EXERCISE GOAL: Write what comes next in the R walkthrough on charting Kevin Durant's career statistics, starting right after its final line.

[begin SELECTED PASSAGE]

This code generates a visual representation of Kevin Durant’s career statistics, highlighting his performance across different seasons and teams. It combines data manipulation, visualization, and image handling to create informative and aesthetic charts that showcase his level of consistency. Inspired by data science consultant Bill Kapatsoulias.
# Load various R libraries required for data manipulation, visualization, and image handling.
library(plyr)
library(dplyr)
library(tidyverse)
library(rvest)
library(ggrepel)
library(readr)
library(RCurl)
library(prismatic)
library(extrafont)
library(jpeg)
library(png)
library(grid)
library(magrittr)
# Get player stats from source (basketball-reference)
# Add player name and player slug
player <- "Kevin Durant"
slug <- "duranke01"
# define player page URL and player image URL
url <- paste0("https://www.basketball-reference.com/players/d/duranke01", substr(slug, 1, 1), "/", slug, ".html")
image_url <- paste0("https://cdn.nba.com/headshots/nba/latest/1040x760/201142.png", slug, ".png")
# Clean and prepare the retrieved data for visualization, including calculating per-game averages.
# Define the URL
url <- "https://www.basketball-reference.com/players/d/duranke01.html"
# Read the HTML content
page <- read_html(url)
# Read total stats
total_stat <- url %>%
read_html %>%
html_node("#totals") %>%
html_table(fill = TRUE)
# Read advanced stats
adv_stat <- url %>%
read_html %>%
html_node("#advanced") %>%
html_table()
# Merge stats tables
total_stats <- merge(total_stat, adv_stat, by=c("Season","Age", "Tm", "Lg", "Pos", "G", "MP"))
View(total_stats)

[end SELECTED PASSAGE]
[begin DATA ROWS]

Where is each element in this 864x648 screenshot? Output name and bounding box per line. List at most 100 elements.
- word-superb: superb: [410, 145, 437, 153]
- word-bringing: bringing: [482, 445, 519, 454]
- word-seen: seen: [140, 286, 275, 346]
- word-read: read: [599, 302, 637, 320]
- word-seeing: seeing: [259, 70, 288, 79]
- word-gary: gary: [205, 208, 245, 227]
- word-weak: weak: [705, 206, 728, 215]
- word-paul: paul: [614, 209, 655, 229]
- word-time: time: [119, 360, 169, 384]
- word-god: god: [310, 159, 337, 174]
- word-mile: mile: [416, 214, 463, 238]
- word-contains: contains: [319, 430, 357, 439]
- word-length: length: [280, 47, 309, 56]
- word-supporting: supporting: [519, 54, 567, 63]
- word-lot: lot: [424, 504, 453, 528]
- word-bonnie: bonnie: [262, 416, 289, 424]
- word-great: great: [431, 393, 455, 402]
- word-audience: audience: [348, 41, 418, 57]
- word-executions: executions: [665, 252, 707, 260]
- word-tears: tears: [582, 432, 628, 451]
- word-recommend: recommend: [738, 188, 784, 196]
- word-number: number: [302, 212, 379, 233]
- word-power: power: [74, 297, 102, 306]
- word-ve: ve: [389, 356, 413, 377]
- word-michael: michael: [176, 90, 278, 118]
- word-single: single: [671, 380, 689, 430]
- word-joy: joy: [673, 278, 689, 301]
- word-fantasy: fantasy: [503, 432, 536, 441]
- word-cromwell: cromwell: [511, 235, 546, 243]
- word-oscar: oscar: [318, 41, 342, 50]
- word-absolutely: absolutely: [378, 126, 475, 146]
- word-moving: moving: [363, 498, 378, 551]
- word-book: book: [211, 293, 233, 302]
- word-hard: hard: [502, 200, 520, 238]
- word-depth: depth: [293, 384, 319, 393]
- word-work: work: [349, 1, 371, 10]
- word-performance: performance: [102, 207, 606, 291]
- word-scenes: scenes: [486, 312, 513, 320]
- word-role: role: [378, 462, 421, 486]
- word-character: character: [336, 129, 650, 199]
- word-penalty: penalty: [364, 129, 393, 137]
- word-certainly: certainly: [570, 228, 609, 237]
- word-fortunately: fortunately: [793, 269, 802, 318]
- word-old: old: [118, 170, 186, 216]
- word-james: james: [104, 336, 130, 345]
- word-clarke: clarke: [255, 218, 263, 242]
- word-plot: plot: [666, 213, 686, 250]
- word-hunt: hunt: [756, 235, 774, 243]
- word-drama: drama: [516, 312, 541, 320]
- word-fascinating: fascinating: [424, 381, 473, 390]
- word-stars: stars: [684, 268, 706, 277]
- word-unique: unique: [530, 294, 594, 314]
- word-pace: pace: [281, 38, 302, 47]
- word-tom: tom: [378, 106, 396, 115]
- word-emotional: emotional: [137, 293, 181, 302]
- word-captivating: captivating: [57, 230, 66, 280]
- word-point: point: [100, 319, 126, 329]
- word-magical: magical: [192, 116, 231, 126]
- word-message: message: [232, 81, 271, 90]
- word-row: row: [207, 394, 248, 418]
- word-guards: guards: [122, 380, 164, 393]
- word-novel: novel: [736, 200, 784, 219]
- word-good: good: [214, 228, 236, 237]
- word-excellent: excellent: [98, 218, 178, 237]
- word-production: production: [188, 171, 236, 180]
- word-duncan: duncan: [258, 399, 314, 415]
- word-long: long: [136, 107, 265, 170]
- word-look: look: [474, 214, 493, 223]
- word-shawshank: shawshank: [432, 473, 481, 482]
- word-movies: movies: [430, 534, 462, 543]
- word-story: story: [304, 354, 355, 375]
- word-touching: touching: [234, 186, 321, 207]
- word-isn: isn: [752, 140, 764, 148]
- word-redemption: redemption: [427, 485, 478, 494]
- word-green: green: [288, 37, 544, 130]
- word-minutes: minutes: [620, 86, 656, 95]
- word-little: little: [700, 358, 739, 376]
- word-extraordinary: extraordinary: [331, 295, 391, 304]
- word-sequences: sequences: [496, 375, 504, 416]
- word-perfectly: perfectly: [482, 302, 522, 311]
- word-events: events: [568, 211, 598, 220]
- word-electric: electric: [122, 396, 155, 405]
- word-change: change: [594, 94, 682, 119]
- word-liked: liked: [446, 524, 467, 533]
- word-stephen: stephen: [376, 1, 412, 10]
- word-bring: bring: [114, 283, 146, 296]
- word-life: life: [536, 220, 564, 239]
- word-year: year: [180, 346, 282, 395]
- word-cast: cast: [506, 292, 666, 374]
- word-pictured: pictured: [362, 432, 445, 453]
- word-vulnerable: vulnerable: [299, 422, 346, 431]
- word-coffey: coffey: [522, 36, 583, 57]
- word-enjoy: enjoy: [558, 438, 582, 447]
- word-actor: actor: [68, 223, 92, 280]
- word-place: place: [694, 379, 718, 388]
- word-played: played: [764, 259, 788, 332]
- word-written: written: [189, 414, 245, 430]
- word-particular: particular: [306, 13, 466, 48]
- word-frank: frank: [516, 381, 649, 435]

[end DATA ROWS]

RESPONSE:
# Get RAPTOR ratings (a robust algorithm for player tracking data while on the court. Included for visibility)
RAPTOR_hist <- read.csv("https://github.com/fivethirtyeight/data/raw/master/nba-raptor/historical_RAPTOR_by_player.csv?raw=true")
RAPTOR_mod <- read.csv("https://github.com/fivethirtyeight/data/raw/master/nba-raptor/modern_RAPTOR_by_player.csv")
RAPTOR <- rbind.fill(RAPTOR_hist, RAPTOR_mod)
RAPTOR <- unique(RAPTOR)
# Merge all stats data and remove duplicate rows with the "unique" function
total_stats$player_name <- player
total_stats$season <- paste0(substr(total_stats$Season,1,2),substr(total_stats$Season,6,7))
total_stats$season <- str_replace(total_stats$season, "1900", "2000")
all_stats <- merge(total_stats, RAPTOR, by=c("player_name", "season"))
all_stats <- unique(all_stats)
View(all_stats)
# Select stats
str(all_stats)
# use below section for basic stats when you want to use the average...the stats used can be any
main_stats <- c("PTS","TRB","AST","STL","BLK","GP"="G")
stats <- main_stats
df <- all_stats %>% select(Season, "Team"=Tm, unlist(stats))
df_avg <- df[,3:(ncol(df)-1)]/df$GP
df <- cbind(df[,1:2],df_avg)
# create the final data frame
df_stats <- df %>% gather(Stat_cat, Stat_val, 3:ncol(df))
# clean the data
df_stats <- dplyr::filter(df_stats, grepl('-', Season))
df_stats <- dplyr::filter(df_stats, !grepl('TOT', Team))
df_stats <- unique(df_stats)
df_stats <- merge(df_stats,data.frame("Season"=total_stats$Season,"GP"=total_stats$G), by="Season")
# For some reason, the 2022-23 season was omitted so added manually below, Durant's last season
# Create data frames for each row to be added
df_2022_23_1 <- data.frame(
Season = "2022-23",
Team = "BRK",
Stat_cat = c("PTS", "TRB", "AST", "STL", "BLK"),
Stat_val = c(26.2, 6.71, 5.31, 0.82, 1.46),
GP = 39
)
df_2022_23_2 <- data.frame(
Season = "2022-23",
Team = "PHO",
Stat_cat = c("PTS", "TRB", "AST", "STL", "BLK"),
Stat_val = c(26.0, 6.375, 3.5, 0.25, 1.25),
GP = 8
)
# Append the new rows to df_stats
df_stats <- rbind(df_stats, df_2022_23_1, df_2022_23_2)
# Creating the visual
library(dplyr)
library(ggrepel)
library(showtext)
## Loading required package: sysfonts
## Loading required package: showtextdb
##
## Attaching package: 'showtextdb'
## The following object is masked from 'package:extrafont':
##
## font_install
# Chart creation (Get columns and pivot wider)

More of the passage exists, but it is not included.